• **TASK ITEM**
Set every entry down again precisely.

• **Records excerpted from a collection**
◇ ◇ ◇

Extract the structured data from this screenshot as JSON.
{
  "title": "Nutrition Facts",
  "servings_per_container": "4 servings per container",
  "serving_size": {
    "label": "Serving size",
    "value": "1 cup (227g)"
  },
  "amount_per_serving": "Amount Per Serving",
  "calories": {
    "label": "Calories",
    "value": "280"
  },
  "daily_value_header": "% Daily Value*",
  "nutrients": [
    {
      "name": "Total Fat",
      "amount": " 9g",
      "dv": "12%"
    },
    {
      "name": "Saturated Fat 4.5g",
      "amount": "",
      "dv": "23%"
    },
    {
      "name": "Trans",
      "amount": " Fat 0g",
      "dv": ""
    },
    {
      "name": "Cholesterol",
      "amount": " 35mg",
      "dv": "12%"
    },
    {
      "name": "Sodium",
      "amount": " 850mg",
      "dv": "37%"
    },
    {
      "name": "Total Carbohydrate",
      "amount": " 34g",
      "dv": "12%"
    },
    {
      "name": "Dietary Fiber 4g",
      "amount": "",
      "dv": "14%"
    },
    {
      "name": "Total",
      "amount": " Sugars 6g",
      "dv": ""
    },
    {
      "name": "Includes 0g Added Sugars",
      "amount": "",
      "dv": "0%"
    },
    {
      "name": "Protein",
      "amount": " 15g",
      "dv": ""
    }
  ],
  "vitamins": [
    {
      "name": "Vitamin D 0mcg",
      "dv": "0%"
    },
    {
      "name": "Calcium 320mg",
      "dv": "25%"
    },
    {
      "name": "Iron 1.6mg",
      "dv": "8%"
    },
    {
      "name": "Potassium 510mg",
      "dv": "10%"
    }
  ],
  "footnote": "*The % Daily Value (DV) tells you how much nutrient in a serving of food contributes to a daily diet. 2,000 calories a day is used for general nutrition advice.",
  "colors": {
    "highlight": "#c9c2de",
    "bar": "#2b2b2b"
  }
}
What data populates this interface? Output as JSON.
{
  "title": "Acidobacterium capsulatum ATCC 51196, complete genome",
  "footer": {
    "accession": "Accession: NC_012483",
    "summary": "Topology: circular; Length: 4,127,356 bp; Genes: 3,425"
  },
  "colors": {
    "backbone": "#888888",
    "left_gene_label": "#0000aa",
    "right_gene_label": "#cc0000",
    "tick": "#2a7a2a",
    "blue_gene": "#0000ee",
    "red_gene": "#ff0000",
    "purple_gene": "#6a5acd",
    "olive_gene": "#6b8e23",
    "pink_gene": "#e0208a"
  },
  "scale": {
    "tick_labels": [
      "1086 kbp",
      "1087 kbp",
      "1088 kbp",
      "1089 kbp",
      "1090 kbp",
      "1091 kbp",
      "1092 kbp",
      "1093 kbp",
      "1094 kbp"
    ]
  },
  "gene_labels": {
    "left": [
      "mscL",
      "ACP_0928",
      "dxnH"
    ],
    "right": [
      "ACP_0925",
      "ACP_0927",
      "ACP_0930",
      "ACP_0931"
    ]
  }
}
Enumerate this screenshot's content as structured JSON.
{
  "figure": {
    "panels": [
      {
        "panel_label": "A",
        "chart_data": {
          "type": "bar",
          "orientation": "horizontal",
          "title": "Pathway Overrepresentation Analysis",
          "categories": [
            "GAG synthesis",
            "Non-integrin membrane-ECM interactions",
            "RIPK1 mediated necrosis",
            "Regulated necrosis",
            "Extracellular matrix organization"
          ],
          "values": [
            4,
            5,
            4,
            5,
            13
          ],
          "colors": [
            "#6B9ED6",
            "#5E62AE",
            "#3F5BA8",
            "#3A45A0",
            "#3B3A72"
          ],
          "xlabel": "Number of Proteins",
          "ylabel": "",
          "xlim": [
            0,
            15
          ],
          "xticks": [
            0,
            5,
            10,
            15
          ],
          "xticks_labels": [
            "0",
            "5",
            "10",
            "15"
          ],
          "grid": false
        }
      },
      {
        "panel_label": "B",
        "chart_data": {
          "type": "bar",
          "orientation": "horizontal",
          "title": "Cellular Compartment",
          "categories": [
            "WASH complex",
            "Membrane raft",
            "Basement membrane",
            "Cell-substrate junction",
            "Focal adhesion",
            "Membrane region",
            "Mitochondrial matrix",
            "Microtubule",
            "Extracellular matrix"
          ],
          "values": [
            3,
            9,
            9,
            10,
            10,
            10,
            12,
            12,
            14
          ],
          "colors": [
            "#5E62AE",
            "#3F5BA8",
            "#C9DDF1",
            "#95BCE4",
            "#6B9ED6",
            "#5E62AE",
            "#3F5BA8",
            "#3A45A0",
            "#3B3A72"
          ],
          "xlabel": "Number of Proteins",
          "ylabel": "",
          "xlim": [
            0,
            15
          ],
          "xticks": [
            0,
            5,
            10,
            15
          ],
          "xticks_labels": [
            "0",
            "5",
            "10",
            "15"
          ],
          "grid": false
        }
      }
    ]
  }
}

◇ ◇ ◇

• **RESULT OF THE TASK**
Extract the structured data from this screenshot as JSON.
{
  "title": "Nutrition Facts",
  "servings_per_container": "4 servings per container",
  "serving_size": {
    "label": "Serving size",
    "value": "1 cup (227g)"
  },
  "amount_per_serving": "Amount Per Serving",
  "calories": {
    "label": "Calories",
    "value": "280"
  },
  "daily_value_header": "% Daily Value*",
  "nutrients": [
    {
      "name": "Total Fat",
      "amount": " 9g",
      "dv": "12%"
    },
    {
      "name": "Saturated Fat 4.5g",
      "amount": "",
      "dv": "23%"
    },
    {
      "name": "Trans",
      "amount": " Fat 0g",
      "dv": ""
    },
    {
      "name": "Cholesterol",
      "amount": " 35mg",
      "dv": "12%"
    },
    {
      "name": "Sodium",
      "amount": " 850mg",
      "dv": "37%"
    },
    {
      "name": "Total Carbohydrate",
      "amount": " 34g",
      "dv": "12%"
    },
    {
      "name": "Dietary Fiber 4g",
      "amount": "",
      "dv": "14%"
    },
    {
      "name": "Total",
      "amount": " Sugars 6g",
      "dv": ""
    },
    {
      "name": "Includes 0g Added Sugars",
      "amount": "",
      "dv": "0%"
    },
    {
      "name": "Protein",
      "amount": " 15g",
      "dv": ""
    }
  ],
  "vitamins": [
    {
      "name": "Vitamin D 0mcg",
      "dv": "0%"
    },
    {
      "name": "Calcium 320mg",
      "dv": "25%"
    },
    {
      "name": "Iron 1.6mg",
      "dv": "8%"
    },
    {
      "name": "Potassium 510mg",
      "dv": "10%"
    }
  ],
  "footnote": "*The % Daily Value (DV) tells you how much nutrient in a serving of food contributes to a daily diet. 2,000 calories a day is used for general nutrition advice.",
  "colors": {
    "highlight": "#c9c2de",
    "bar": "#2b2b2b"
  }
}
What data populates this interface? Output as JSON.
{
  "title": "Acidobacterium capsulatum ATCC 51196, complete genome",
  "footer": {
    "accession": "Accession: NC_012483",
    "summary": "Topology: circular; Length: 4,127,356 bp; Genes: 3,425"
  },
  "colors": {
    "backbone": "#888888",
    "left_gene_label": "#0000aa",
    "right_gene_label": "#cc0000",
    "tick": "#2a7a2a",
    "blue_gene": "#0000ee",
    "red_gene": "#ff0000",
    "purple_gene": "#6a5acd",
    "olive_gene": "#6b8e23",
    "pink_gene": "#e0208a"
  },
  "scale": {
    "tick_labels": [
      "1086 kbp",
      "1087 kbp",
      "1088 kbp",
      "1089 kbp",
      "1090 kbp",
      "1091 kbp",
      "1092 kbp",
      "1093 kbp",
      "1094 kbp"
    ]
  },
  "gene_labels": {
    "left": [
      "mscL",
      "ACP_0928",
      "dxnH"
    ],
    "right": [
      "ACP_0925",
      "ACP_0927",
      "ACP_0930",
      "ACP_0931"
    ]
  }
}
Enumerate this screenshot's content as structured JSON.
{
  "figure": {
    "panels": [
      {
        "panel_label": "A",
        "chart_data": {
          "type": "bar",
          "orientation": "horizontal",
          "title": "Pathway Overrepresentation Analysis",
          "categories": [
            "GAG synthesis",
            "Non-integrin membrane-ECM interactions",
            "RIPK1 mediated necrosis",
            "Regulated necrosis",
            "Extracellular matrix organization"
          ],
          "values": [
            4,
            5,
            4,
            5,
            13
          ],
          "colors": [
            "#6B9ED6",
            "#5E62AE",
            "#3F5BA8",
            "#3A45A0",
            "#3B3A72"
          ],
          "xlabel": "Number of Proteins",
          "ylabel": "",
          "xlim": [
            0,
            15
          ],
          "xticks": [
            0,
            5,
            10,
            15
          ],
          "xticks_labels": [
            "0",
            "5",
            "10",
            "15"
          ],
          "grid": false
        }
      },
      {
        "panel_label": "B",
        "chart_data": {
          "type": "bar",
          "orientation": "horizontal",
          "title": "Cellular Compartment",
          "categories": [
            "WASH complex",
            "Membrane raft",
            "Basement membrane",
            "Cell-substrate junction",
            "Focal adhesion",
            "Membrane region",
            "Mitochondrial matrix",
            "Microtubule",
            "Extracellular matrix"
          ],
          "values": [
            3,
            9,
            9,
            10,
            10,
            10,
            12,
            12,
            14
          ],
          "colors": [
            "#5E62AE",
            "#3F5BA8",
            "#C9DDF1",
            "#95BCE4",
            "#6B9ED6",
            "#5E62AE",
            "#3F5BA8",
            "#3A45A0",
            "#3B3A72"
          ],
          "xlabel": "Number of Proteins",
          "ylabel": "",
          "xlim": [
            0,
            15
          ],
          "xticks": [
            0,
            5,
            10,
            15
          ],
          "xticks_labels": [
            "0",
            "5",
            "10",
            "15"
          ],
          "grid": false
        }
      }
    ]
  }
}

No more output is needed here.